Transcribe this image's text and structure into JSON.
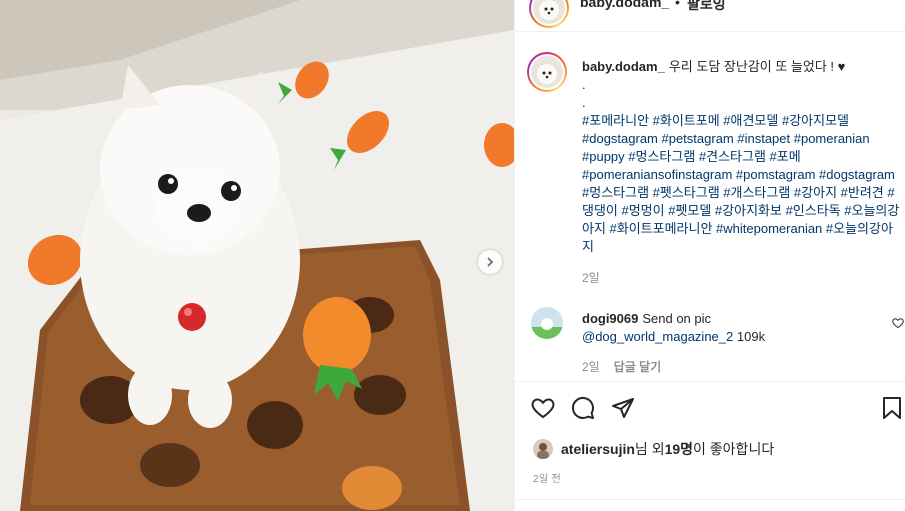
{
  "header": {
    "username": "baby.dodam_",
    "separator": "•",
    "follow_label": "팔로잉",
    "more_label": "•••"
  },
  "caption": {
    "author": "baby.dodam_",
    "text": "우리 도담 장난감이 또 늘었다 ! ♥",
    "dot1": ".",
    "dot2": ".",
    "hashtags": "#포메라니안 #화이트포메 #애견모델 #강아지모델 #dogstagram #petstagram #instapet #pomeranian #puppy #멍스타그램 #견스타그램 #포메 #pomeraniansofinstagram #pomstagram #dogstagram #멍스타그램 #펫스타그램 #개스타그램 #강아지 #반려견 #댕댕이 #멍멍이 #펫모델 #강아지화보 #인스타독 #오늘의강아지 #화이트포메라니안 #whitepomeranian #오늘의강아지",
    "age": "2일"
  },
  "comment": {
    "author": "dogi9069",
    "text": "Send on pic",
    "mention": "@dog_world_magazine_2",
    "count": "109k",
    "age": "2일",
    "reply_label": "답글 달기"
  },
  "likes": {
    "user": "ateliersujin",
    "suffix_pre": "님 외 ",
    "count": "19명",
    "suffix_post": "이 좋아합니다"
  },
  "post_time": "2일 전",
  "colors": {
    "link": "#00376b",
    "muted": "#8e8e8e",
    "border": "#efefef",
    "carrot": "#f07a2a",
    "leaf": "#3ea83a",
    "mat": "#8a5228"
  },
  "icons": [
    "more-icon",
    "next-arrow-icon",
    "heart-icon",
    "comment-icon",
    "share-icon",
    "bookmark-icon",
    "small-heart-icon"
  ]
}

Exercise requirements | Omitting all images, print the listing exactly.

Answer to the exercise |
Transcribe this image's text and structure into JSON.
{
  "header": {
    "username": "baby.dodam_",
    "separator": "•",
    "follow_label": "팔로잉",
    "more_label": "•••"
  },
  "caption": {
    "author": "baby.dodam_",
    "text": "우리 도담 장난감이 또 늘었다 ! ♥",
    "dot1": ".",
    "dot2": ".",
    "hashtags": "#포메라니안 #화이트포메 #애견모델 #강아지모델 #dogstagram #petstagram #instapet #pomeranian #puppy #멍스타그램 #견스타그램 #포메 #pomeraniansofinstagram #pomstagram #dogstagram #멍스타그램 #펫스타그램 #개스타그램 #강아지 #반려견 #댕댕이 #멍멍이 #펫모델 #강아지화보 #인스타독 #오늘의강아지 #화이트포메라니안 #whitepomeranian #오늘의강아지",
    "age": "2일"
  },
  "comment": {
    "author": "dogi9069",
    "text": "Send on pic",
    "mention": "@dog_world_magazine_2",
    "count": "109k",
    "age": "2일",
    "reply_label": "답글 달기"
  },
  "likes": {
    "user": "ateliersujin",
    "suffix_pre": "님 외 ",
    "count": "19명",
    "suffix_post": "이 좋아합니다"
  },
  "post_time": "2일 전",
  "colors": {
    "link": "#00376b",
    "muted": "#8e8e8e",
    "border": "#efefef",
    "carrot": "#f07a2a",
    "leaf": "#3ea83a",
    "mat": "#8a5228"
  },
  "icons": [
    "more-icon",
    "next-arrow-icon",
    "heart-icon",
    "comment-icon",
    "share-icon",
    "bookmark-icon",
    "small-heart-icon"
  ]
}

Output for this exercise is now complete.